PROBLEM REQUIREMENTS |
From the records, pick out and copy each line containing "title".

DATA SHOWN |
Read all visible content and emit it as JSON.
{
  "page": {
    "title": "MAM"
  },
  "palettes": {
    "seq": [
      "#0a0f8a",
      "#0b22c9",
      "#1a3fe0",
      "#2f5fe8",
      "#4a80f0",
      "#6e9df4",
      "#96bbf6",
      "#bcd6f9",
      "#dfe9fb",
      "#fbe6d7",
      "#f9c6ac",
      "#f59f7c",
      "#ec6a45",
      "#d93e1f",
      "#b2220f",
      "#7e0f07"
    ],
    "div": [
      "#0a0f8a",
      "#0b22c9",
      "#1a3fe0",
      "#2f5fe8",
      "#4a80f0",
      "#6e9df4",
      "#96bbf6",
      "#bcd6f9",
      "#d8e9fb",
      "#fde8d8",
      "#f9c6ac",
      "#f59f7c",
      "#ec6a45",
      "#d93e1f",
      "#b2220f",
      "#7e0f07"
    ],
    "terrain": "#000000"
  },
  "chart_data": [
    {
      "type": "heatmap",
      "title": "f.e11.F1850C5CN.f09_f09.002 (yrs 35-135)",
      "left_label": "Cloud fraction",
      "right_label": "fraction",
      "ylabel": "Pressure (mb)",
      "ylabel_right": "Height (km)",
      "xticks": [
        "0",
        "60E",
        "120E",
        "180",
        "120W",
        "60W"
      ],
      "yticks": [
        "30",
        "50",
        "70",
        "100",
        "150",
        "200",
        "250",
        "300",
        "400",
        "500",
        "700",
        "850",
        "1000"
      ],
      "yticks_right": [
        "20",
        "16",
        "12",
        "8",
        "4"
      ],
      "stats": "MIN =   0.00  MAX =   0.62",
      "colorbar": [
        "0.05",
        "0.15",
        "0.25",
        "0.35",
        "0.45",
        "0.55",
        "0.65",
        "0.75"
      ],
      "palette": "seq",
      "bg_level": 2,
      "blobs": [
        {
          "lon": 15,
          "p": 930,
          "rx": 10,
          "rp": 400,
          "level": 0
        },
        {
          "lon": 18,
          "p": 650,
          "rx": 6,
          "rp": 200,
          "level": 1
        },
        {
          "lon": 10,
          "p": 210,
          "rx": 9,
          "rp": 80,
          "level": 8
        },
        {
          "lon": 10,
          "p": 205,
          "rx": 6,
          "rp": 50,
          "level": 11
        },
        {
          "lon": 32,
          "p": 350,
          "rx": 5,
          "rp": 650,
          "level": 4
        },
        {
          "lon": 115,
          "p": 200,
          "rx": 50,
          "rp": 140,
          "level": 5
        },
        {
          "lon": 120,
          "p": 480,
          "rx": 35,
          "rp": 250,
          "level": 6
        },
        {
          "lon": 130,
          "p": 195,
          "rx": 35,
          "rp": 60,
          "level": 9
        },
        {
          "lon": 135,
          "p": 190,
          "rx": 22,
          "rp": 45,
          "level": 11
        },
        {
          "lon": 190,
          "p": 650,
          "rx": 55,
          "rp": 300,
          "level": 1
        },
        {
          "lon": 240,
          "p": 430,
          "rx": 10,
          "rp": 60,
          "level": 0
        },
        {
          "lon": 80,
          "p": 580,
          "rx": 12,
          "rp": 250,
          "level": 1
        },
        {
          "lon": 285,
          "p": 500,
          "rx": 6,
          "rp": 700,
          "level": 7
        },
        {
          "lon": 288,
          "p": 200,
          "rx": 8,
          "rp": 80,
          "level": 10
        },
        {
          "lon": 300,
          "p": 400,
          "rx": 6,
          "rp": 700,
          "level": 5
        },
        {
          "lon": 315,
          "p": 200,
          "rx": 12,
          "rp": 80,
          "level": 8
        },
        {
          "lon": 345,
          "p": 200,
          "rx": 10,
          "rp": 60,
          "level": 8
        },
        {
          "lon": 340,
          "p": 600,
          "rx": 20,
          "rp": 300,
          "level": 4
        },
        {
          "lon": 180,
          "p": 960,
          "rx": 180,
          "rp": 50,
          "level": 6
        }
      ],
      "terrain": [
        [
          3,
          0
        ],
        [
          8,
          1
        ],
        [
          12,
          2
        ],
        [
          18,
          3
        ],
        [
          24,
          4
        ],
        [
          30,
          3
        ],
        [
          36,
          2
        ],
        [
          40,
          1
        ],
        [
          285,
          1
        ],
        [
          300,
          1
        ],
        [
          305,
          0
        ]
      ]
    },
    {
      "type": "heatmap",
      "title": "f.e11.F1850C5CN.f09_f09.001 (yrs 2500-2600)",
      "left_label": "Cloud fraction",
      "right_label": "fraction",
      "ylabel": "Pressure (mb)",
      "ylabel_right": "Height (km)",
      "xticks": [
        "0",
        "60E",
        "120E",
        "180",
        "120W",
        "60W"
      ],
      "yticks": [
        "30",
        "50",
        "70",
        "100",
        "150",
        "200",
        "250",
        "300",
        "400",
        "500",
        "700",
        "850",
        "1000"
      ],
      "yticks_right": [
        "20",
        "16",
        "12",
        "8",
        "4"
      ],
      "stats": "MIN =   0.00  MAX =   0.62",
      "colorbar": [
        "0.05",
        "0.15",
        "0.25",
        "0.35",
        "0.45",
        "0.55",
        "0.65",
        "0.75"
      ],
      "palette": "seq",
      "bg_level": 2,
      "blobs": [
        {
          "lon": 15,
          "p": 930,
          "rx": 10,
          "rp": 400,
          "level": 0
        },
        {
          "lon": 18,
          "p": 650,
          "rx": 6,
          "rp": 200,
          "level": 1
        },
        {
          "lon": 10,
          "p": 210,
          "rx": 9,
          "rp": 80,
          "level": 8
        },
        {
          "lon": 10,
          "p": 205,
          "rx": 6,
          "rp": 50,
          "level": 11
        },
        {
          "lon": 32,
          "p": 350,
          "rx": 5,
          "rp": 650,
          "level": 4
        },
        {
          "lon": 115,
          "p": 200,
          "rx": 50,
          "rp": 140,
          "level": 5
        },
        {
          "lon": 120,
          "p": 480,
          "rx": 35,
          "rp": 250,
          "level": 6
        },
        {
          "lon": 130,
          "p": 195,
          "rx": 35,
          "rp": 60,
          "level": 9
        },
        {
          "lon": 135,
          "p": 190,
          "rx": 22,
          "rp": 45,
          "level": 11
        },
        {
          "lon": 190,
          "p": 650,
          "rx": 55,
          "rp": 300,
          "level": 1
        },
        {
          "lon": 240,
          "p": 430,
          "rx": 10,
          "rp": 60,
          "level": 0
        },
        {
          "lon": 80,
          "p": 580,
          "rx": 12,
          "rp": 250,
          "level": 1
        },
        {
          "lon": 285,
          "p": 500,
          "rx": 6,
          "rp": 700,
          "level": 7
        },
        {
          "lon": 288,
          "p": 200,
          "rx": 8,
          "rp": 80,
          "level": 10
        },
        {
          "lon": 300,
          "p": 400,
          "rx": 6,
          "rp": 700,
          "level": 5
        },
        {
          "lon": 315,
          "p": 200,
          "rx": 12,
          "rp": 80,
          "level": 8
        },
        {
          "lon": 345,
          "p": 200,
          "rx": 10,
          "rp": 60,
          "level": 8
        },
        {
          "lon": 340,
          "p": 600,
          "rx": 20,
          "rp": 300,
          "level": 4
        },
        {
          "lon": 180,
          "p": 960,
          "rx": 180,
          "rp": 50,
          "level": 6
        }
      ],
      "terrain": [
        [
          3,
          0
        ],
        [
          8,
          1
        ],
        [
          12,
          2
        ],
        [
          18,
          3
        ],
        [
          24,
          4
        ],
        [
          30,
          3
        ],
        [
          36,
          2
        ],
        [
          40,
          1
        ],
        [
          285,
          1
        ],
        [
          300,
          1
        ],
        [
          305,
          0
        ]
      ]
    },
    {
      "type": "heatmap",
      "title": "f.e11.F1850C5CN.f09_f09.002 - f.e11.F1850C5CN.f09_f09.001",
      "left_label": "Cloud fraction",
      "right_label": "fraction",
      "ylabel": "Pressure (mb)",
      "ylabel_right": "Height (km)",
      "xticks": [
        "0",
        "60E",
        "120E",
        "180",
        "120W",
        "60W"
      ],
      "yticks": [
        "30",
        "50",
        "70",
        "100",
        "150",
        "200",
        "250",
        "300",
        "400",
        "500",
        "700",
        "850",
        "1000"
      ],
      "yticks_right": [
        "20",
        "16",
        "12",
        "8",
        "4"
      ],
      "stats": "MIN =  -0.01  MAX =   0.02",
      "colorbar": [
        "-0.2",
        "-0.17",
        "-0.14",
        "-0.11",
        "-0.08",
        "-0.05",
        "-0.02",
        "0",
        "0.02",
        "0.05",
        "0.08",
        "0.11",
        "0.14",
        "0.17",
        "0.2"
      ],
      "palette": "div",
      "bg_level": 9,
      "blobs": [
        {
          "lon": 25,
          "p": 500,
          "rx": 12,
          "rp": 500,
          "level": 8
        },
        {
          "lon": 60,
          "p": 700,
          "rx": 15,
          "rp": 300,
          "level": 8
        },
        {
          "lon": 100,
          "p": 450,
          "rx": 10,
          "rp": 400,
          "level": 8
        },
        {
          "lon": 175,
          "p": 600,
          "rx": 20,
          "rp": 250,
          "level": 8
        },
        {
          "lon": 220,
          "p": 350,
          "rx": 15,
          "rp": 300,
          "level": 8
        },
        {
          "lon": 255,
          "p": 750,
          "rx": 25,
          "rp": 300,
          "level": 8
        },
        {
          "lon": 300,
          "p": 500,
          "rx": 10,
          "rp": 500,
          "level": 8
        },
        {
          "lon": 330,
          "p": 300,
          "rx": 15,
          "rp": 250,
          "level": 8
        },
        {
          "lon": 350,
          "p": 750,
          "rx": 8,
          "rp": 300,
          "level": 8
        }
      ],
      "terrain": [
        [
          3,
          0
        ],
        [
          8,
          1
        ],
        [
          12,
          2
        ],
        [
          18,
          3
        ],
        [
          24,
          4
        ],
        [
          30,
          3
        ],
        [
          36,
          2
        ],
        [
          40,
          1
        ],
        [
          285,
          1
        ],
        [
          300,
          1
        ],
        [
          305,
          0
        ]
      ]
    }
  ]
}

CORRECT OUTPUT |
    "title": "MAM"
      "title": "f.e11.F1850C5CN.f09_f09.002 (yrs 35-135)",
      "title": "f.e11.F1850C5CN.f09_f09.001 (yrs 2500-2600)",
      "title": "f.e11.F1850C5CN.f09_f09.002 - f.e11.F1850C5CN.f09_f09.001",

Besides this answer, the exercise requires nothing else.